* [Instructions for the task] Repeat the records word for word, excluding any picture.

* [Material for this task]
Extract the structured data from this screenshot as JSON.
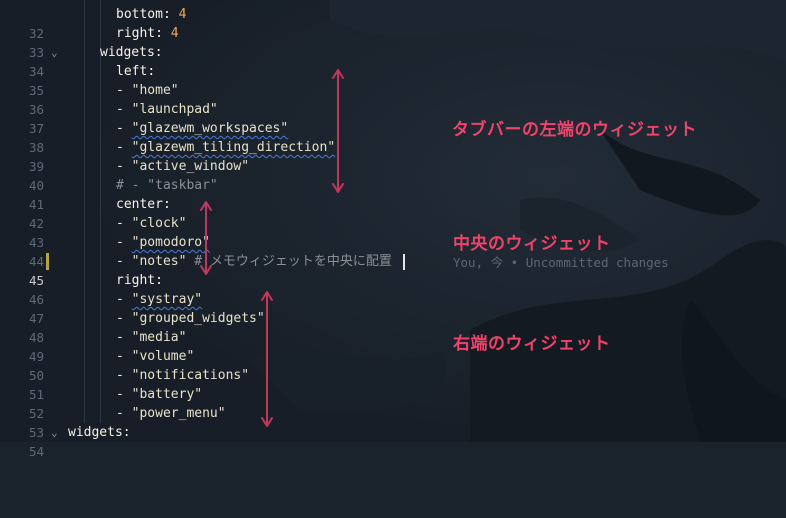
{
  "editor": {
    "lines": [
      {
        "num": "32",
        "indent": 5,
        "key": "bottom",
        "value": "4"
      },
      {
        "num": "33",
        "indent": 5,
        "key": "right",
        "value": "4"
      },
      {
        "num": "34",
        "indent": 4,
        "key": "widgets",
        "fold": "chevron-down-icon"
      },
      {
        "num": "35",
        "indent": 5,
        "key": "left"
      },
      {
        "num": "36",
        "indent": 5,
        "item": "\"home\""
      },
      {
        "num": "37",
        "indent": 5,
        "item": "\"launchpad\""
      },
      {
        "num": "38",
        "indent": 5,
        "item": "\"glazewm_workspaces\""
      },
      {
        "num": "39",
        "indent": 5,
        "item": "\"glazewm_tiling_direction\""
      },
      {
        "num": "40",
        "indent": 5,
        "item": "\"active_window\""
      },
      {
        "num": "41",
        "indent": 5,
        "comment": "# - \"taskbar\""
      },
      {
        "num": "42",
        "indent": 5,
        "key": "center"
      },
      {
        "num": "43",
        "indent": 5,
        "item": "\"clock\""
      },
      {
        "num": "44",
        "indent": 5,
        "item": "\"pomodoro\""
      },
      {
        "num": "45",
        "indent": 5,
        "item": "\"notes\"",
        "trailing_comment": "# メモウィジェットを中央に配置",
        "active": true
      },
      {
        "num": "46",
        "indent": 5,
        "key": "right"
      },
      {
        "num": "47",
        "indent": 5,
        "item": "\"systray\""
      },
      {
        "num": "48",
        "indent": 5,
        "item": "\"grouped_widgets\""
      },
      {
        "num": "49",
        "indent": 5,
        "item": "\"media\""
      },
      {
        "num": "50",
        "indent": 5,
        "item": "\"volume\""
      },
      {
        "num": "51",
        "indent": 5,
        "item": "\"notifications\""
      },
      {
        "num": "52",
        "indent": 5,
        "item": "\"battery\""
      },
      {
        "num": "53",
        "indent": 5,
        "item": "\"power_menu\""
      },
      {
        "num": "54",
        "indent": 0,
        "key": "widgets",
        "fold": "chevron-down-icon"
      }
    ],
    "inline_blame": "You, 今 • Uncommitted changes"
  },
  "annotations": {
    "left": "タブバーの左端のウィジェット",
    "center": "中央のウィジェット",
    "right": "右端のウィジェット"
  },
  "colors": {
    "background": "#1a222c",
    "annotation": "#f0436a",
    "arrow": "#c4365b",
    "string": "#e7e2c9",
    "number": "#f2a65a",
    "comment": "#8b8f96",
    "line_number": "#5f6a78"
  }
}
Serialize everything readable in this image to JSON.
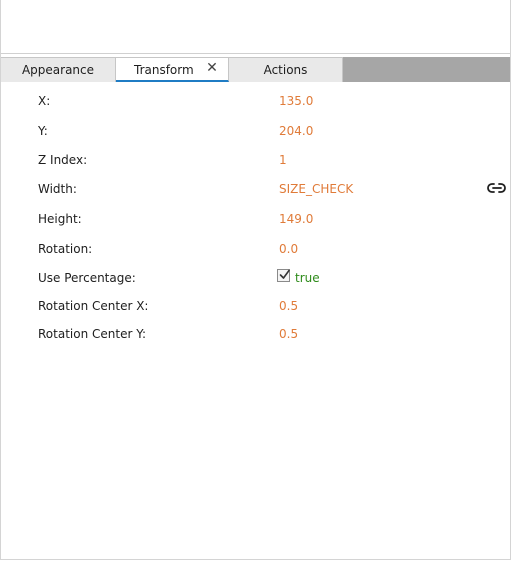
{
  "tabs": [
    {
      "label": "Appearance"
    },
    {
      "label": "Transform"
    },
    {
      "label": "Actions"
    }
  ],
  "tab_close_glyph": "✕",
  "active_tab": "Transform",
  "properties": {
    "x": {
      "label": "X:",
      "value": "135.0"
    },
    "y": {
      "label": "Y:",
      "value": "204.0"
    },
    "z_index": {
      "label": "Z Index:",
      "value": "1"
    },
    "width": {
      "label": "Width:",
      "value": "SIZE_CHECK",
      "icon": "link-icon"
    },
    "height": {
      "label": "Height:",
      "value": "149.0"
    },
    "rotation": {
      "label": "Rotation:",
      "value": "0.0"
    },
    "use_percentage": {
      "label": "Use Percentage:",
      "value": "true",
      "checked": true
    },
    "rotation_center_x": {
      "label": "Rotation Center X:",
      "value": "0.5"
    },
    "rotation_center_y": {
      "label": "Rotation Center Y:",
      "value": "0.5"
    }
  },
  "colors": {
    "value_text": "#e07b39",
    "bool_text": "#2e8b1a",
    "active_tab_underline": "#1f7cc4",
    "tab_strip_bg": "#a6a6a6"
  }
}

* [In response]
Extract the structured data from this screenshot as JSON.
{
  "editor": {
    "lines": [
      {
        "num": "32",
        "indent": 5,
        "key": "bottom",
        "value": "4"
      },
      {
        "num": "33",
        "indent": 5,
        "key": "right",
        "value": "4"
      },
      {
        "num": "34",
        "indent": 4,
        "key": "widgets",
        "fold": "chevron-down-icon"
      },
      {
        "num": "35",
        "indent": 5,
        "key": "left"
      },
      {
        "num": "36",
        "indent": 5,
        "item": "\"home\""
      },
      {
        "num": "37",
        "indent": 5,
        "item": "\"launchpad\""
      },
      {
        "num": "38",
        "indent": 5,
        "item": "\"glazewm_workspaces\""
      },
      {
        "num": "39",
        "indent": 5,
        "item": "\"glazewm_tiling_direction\""
      },
      {
        "num": "40",
        "indent": 5,
        "item": "\"active_window\""
      },
      {
        "num": "41",
        "indent": 5,
        "comment": "# - \"taskbar\""
      },
      {
        "num": "42",
        "indent": 5,
        "key": "center"
      },
      {
        "num": "43",
        "indent": 5,
        "item": "\"clock\""
      },
      {
        "num": "44",
        "indent": 5,
        "item": "\"pomodoro\""
      },
      {
        "num": "45",
        "indent": 5,
        "item": "\"notes\"",
        "trailing_comment": "# メモウィジェットを中央に配置",
        "active": true
      },
      {
        "num": "46",
        "indent": 5,
        "key": "right"
      },
      {
        "num": "47",
        "indent": 5,
        "item": "\"systray\""
      },
      {
        "num": "48",
        "indent": 5,
        "item": "\"grouped_widgets\""
      },
      {
        "num": "49",
        "indent": 5,
        "item": "\"media\""
      },
      {
        "num": "50",
        "indent": 5,
        "item": "\"volume\""
      },
      {
        "num": "51",
        "indent": 5,
        "item": "\"notifications\""
      },
      {
        "num": "52",
        "indent": 5,
        "item": "\"battery\""
      },
      {
        "num": "53",
        "indent": 5,
        "item": "\"power_menu\""
      },
      {
        "num": "54",
        "indent": 0,
        "key": "widgets",
        "fold": "chevron-down-icon"
      }
    ],
    "inline_blame": "You, 今 • Uncommitted changes"
  },
  "annotations": {
    "left": "タブバーの左端のウィジェット",
    "center": "中央のウィジェット",
    "right": "右端のウィジェット"
  },
  "colors": {
    "background": "#1a222c",
    "annotation": "#f0436a",
    "arrow": "#c4365b",
    "string": "#e7e2c9",
    "number": "#f2a65a",
    "comment": "#8b8f96",
    "line_number": "#5f6a78"
  }
}
Serialize everything readable in this image to JSON.
{
  "tabs": [
    {
      "label": "Appearance"
    },
    {
      "label": "Transform"
    },
    {
      "label": "Actions"
    }
  ],
  "tab_close_glyph": "✕",
  "active_tab": "Transform",
  "properties": {
    "x": {
      "label": "X:",
      "value": "135.0"
    },
    "y": {
      "label": "Y:",
      "value": "204.0"
    },
    "z_index": {
      "label": "Z Index:",
      "value": "1"
    },
    "width": {
      "label": "Width:",
      "value": "SIZE_CHECK",
      "icon": "link-icon"
    },
    "height": {
      "label": "Height:",
      "value": "149.0"
    },
    "rotation": {
      "label": "Rotation:",
      "value": "0.0"
    },
    "use_percentage": {
      "label": "Use Percentage:",
      "value": "true",
      "checked": true
    },
    "rotation_center_x": {
      "label": "Rotation Center X:",
      "value": "0.5"
    },
    "rotation_center_y": {
      "label": "Rotation Center Y:",
      "value": "0.5"
    }
  },
  "colors": {
    "value_text": "#e07b39",
    "bool_text": "#2e8b1a",
    "active_tab_underline": "#1f7cc4",
    "tab_strip_bg": "#a6a6a6"
  }
}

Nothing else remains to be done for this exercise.